## [TASK STATEMENT]
How many lines of these entries hold the string "into"? Answer with the number alone.

## [MATERIAL PROVIDED]
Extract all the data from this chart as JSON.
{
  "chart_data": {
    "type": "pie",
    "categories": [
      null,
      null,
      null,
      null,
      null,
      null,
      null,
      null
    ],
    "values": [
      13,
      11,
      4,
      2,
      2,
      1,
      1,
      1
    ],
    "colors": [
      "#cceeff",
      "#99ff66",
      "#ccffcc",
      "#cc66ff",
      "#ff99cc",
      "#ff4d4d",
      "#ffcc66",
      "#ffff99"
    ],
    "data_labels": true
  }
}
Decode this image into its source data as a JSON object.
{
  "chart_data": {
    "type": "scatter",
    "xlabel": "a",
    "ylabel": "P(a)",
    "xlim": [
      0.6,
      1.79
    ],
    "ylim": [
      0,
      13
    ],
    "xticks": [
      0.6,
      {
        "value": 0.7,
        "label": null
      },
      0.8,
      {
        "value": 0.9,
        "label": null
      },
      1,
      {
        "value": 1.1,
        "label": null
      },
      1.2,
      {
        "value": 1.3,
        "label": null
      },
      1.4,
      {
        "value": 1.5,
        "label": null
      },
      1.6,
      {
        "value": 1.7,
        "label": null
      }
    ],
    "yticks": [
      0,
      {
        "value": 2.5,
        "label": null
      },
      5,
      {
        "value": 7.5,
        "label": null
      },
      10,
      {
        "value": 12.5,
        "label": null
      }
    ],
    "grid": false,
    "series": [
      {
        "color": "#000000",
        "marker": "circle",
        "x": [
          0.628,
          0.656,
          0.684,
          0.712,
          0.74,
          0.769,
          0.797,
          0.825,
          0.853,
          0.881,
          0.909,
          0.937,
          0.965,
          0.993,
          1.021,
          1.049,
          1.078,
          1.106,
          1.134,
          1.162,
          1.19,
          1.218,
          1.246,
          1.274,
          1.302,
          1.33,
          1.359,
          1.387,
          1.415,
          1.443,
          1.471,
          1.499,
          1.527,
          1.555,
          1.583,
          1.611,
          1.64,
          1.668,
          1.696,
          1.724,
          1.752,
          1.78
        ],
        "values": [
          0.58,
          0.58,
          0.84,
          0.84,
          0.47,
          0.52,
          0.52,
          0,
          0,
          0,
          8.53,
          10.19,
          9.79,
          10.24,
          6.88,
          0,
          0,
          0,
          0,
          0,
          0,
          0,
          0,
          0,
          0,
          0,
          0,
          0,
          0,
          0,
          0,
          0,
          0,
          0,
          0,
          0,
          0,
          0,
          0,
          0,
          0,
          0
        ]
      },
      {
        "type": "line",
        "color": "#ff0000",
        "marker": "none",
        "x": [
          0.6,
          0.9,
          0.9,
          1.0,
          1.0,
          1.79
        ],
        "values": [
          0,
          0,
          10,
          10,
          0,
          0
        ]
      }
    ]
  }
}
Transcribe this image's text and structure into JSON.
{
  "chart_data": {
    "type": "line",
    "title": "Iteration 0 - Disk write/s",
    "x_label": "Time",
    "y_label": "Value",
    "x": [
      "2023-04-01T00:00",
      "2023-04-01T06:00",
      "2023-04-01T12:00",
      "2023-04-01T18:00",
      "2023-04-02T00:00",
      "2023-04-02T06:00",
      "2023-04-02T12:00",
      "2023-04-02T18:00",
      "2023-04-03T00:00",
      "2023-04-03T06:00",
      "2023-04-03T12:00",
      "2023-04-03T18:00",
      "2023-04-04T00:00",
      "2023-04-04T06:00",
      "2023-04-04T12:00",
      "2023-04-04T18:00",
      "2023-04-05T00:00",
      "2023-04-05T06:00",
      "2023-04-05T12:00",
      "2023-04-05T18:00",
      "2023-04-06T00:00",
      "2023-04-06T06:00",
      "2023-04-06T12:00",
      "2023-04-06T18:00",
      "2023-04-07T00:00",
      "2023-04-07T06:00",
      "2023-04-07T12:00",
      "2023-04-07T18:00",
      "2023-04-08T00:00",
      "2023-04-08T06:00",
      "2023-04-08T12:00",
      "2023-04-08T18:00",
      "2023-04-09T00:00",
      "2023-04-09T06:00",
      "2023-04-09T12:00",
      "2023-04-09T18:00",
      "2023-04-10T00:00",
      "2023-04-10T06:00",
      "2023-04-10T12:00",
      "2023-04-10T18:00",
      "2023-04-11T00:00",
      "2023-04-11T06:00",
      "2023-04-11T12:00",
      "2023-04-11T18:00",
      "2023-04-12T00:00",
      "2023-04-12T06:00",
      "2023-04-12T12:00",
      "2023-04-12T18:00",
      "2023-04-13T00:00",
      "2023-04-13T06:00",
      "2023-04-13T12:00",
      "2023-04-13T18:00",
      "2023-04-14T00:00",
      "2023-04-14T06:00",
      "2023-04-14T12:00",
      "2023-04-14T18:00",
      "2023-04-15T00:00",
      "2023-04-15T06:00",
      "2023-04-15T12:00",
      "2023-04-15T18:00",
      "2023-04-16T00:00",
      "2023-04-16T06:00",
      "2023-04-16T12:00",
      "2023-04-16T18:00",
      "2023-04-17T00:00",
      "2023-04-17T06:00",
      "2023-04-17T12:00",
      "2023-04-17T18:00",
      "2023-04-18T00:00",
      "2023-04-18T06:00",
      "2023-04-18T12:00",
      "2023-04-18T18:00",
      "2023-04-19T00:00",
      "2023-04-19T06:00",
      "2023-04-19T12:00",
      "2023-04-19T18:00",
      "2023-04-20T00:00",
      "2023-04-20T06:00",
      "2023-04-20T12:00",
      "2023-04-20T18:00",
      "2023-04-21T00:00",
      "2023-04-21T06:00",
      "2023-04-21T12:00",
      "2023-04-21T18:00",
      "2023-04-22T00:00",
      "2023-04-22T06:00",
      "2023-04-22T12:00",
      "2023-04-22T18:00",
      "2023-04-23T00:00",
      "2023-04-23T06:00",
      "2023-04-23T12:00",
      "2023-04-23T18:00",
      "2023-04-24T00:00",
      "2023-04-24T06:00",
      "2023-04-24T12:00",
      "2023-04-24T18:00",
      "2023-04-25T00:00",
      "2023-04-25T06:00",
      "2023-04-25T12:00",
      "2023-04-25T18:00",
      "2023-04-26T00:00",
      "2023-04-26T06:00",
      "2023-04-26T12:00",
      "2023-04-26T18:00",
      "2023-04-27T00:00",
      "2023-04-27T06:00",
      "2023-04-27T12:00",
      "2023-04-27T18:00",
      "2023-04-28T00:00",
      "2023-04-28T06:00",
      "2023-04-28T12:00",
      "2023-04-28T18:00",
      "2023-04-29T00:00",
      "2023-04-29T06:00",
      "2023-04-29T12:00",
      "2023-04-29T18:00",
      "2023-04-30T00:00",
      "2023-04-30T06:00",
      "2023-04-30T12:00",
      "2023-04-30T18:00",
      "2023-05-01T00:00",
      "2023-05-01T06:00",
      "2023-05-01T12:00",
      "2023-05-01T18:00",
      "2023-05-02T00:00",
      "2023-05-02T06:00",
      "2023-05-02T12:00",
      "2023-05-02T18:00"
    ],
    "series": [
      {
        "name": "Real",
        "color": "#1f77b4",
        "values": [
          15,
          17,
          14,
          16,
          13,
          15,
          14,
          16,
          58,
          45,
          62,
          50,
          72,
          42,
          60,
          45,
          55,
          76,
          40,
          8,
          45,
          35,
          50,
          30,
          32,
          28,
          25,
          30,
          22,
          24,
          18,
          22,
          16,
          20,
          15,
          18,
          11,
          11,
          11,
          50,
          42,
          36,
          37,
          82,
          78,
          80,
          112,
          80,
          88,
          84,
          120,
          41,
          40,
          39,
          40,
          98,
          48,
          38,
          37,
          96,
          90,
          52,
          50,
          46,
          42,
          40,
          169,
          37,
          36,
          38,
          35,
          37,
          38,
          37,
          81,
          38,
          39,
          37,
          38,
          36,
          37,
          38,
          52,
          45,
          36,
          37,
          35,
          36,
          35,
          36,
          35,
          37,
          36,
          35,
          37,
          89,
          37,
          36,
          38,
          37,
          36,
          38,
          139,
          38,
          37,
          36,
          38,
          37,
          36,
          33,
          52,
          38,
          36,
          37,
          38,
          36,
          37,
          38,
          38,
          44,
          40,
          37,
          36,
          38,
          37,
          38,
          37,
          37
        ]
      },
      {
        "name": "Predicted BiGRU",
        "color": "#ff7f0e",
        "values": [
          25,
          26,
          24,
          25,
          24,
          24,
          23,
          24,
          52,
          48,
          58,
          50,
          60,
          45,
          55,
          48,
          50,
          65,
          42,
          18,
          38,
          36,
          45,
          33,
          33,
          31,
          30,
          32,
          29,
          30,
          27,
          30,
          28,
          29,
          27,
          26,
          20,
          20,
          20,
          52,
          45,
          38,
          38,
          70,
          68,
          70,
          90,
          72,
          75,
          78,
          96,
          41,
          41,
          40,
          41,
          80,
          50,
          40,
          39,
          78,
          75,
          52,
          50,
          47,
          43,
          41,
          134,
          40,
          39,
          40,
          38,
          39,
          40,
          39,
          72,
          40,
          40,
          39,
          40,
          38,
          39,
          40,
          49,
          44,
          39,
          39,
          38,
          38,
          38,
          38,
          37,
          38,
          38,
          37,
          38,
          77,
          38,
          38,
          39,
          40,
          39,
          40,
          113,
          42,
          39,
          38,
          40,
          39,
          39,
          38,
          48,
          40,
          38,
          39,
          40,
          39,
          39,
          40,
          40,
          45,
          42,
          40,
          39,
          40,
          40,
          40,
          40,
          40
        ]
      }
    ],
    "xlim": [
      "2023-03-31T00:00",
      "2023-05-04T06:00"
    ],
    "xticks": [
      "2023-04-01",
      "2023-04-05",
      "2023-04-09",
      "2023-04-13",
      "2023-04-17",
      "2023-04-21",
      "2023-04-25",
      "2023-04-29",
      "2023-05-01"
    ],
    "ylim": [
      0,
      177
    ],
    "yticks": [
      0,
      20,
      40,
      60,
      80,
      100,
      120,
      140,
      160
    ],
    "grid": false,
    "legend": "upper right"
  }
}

## [REPLY TO THE EXERCISE]
2